## WHAT IS NEEDED
Count lines holding the string "Volts" in the data that follows. Reply with one number only.

:::::

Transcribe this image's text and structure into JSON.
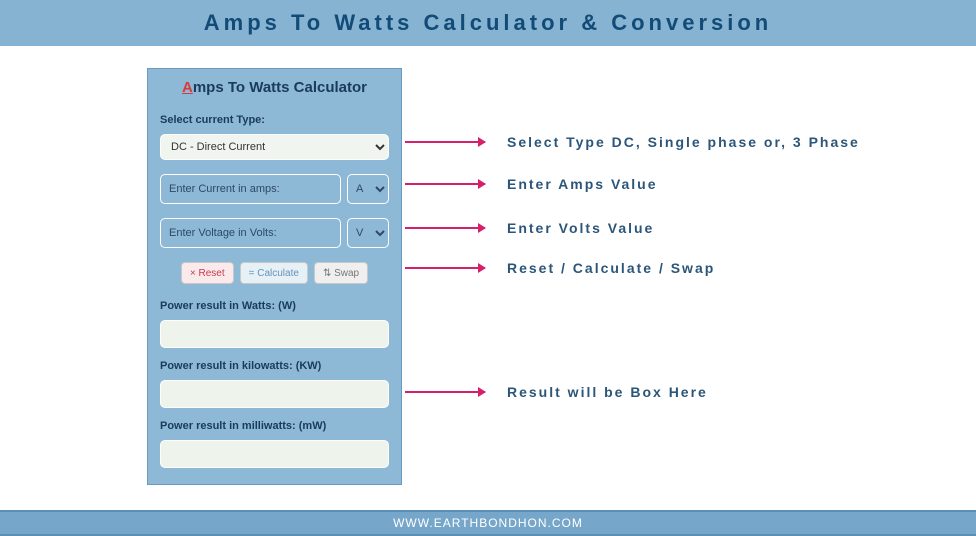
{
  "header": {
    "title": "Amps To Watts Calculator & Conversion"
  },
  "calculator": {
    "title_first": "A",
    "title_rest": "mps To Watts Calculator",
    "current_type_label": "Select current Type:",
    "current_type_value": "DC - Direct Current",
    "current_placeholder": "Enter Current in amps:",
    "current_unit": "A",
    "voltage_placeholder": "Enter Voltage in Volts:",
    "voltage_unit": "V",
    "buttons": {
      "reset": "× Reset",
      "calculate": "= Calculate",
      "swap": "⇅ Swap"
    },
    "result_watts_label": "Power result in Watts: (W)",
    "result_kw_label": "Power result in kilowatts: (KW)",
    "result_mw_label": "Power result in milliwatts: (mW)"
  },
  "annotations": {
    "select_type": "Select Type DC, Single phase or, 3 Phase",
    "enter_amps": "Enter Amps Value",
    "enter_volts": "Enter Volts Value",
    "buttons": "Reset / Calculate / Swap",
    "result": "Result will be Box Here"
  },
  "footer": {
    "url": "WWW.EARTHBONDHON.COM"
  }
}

:::::

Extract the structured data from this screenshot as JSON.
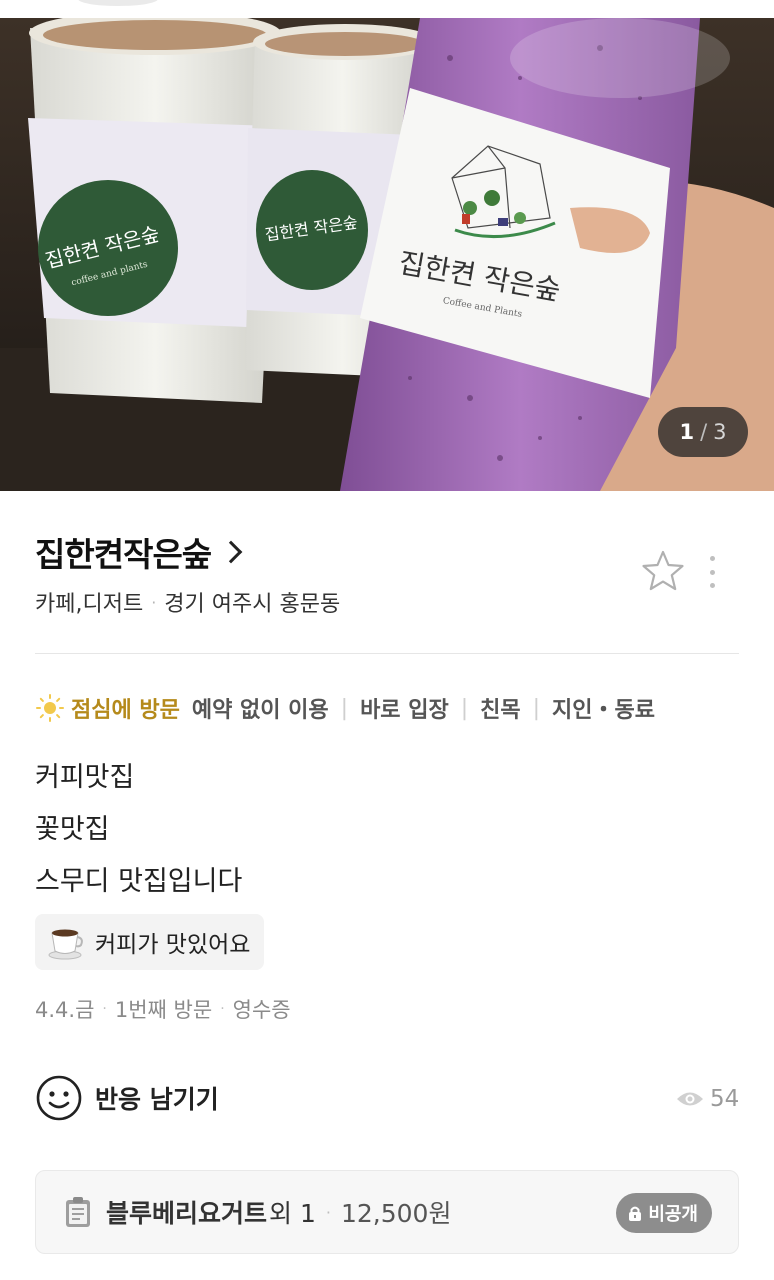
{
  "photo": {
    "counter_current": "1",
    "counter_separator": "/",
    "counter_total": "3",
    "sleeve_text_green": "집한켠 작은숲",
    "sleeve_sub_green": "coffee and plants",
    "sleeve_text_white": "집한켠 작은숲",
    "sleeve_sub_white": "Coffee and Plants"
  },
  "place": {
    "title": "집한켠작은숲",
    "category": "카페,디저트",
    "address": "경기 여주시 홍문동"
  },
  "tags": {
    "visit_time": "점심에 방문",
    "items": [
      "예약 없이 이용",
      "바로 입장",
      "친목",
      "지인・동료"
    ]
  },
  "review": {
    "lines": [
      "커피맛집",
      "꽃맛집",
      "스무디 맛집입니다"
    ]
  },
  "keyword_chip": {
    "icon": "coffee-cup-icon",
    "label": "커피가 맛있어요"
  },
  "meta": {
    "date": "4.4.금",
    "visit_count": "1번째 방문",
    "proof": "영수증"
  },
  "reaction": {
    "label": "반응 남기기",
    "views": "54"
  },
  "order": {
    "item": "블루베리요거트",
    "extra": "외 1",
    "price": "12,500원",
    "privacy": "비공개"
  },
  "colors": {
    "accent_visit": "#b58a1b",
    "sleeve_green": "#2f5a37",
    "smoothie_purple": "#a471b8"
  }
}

:::::

## EXPECTED OUTPUT
2